■ WHAT YOU SHOULD DO: Return a copy of each line that holds the string "starhub".

··· SUPPLIED RECORDS

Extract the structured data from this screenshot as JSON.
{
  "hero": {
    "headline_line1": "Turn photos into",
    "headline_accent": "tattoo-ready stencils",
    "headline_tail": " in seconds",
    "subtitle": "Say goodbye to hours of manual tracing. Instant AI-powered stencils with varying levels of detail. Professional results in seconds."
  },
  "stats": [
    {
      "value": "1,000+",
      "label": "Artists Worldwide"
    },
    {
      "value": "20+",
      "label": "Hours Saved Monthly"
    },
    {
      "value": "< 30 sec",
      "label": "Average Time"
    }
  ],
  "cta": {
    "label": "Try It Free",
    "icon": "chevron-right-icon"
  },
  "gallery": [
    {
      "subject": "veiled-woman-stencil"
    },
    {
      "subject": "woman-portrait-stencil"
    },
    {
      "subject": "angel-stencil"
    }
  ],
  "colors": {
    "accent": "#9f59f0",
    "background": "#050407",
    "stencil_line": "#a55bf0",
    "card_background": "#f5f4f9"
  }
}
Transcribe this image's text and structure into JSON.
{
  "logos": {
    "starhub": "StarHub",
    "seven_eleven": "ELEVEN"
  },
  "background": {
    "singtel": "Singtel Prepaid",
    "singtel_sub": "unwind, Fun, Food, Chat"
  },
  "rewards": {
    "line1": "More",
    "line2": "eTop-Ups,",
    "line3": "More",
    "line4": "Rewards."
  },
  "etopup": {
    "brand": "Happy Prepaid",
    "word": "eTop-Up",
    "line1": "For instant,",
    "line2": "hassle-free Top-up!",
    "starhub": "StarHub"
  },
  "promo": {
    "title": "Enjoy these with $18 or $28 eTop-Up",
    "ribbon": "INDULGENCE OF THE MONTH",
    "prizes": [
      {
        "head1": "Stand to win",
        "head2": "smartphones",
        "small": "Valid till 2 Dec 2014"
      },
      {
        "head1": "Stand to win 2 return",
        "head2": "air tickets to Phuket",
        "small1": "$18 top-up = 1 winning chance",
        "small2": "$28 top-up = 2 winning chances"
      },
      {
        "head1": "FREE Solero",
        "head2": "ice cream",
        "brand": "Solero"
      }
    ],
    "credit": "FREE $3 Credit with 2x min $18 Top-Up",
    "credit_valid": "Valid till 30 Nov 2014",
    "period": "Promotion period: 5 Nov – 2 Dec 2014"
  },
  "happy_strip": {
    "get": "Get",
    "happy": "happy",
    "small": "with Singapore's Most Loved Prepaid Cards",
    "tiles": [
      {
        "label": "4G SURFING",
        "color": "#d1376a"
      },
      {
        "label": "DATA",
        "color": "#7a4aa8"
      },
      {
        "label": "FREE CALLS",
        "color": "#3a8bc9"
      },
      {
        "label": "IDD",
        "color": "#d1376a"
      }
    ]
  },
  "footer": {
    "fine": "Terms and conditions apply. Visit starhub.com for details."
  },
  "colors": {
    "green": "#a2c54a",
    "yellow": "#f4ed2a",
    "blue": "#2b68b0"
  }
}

······

■ SOLUTION TO THE EXERCISE:
    "starhub": "StarHub",
    "starhub": "StarHub"
    "fine": "Terms and conditions apply. Visit starhub.com for details."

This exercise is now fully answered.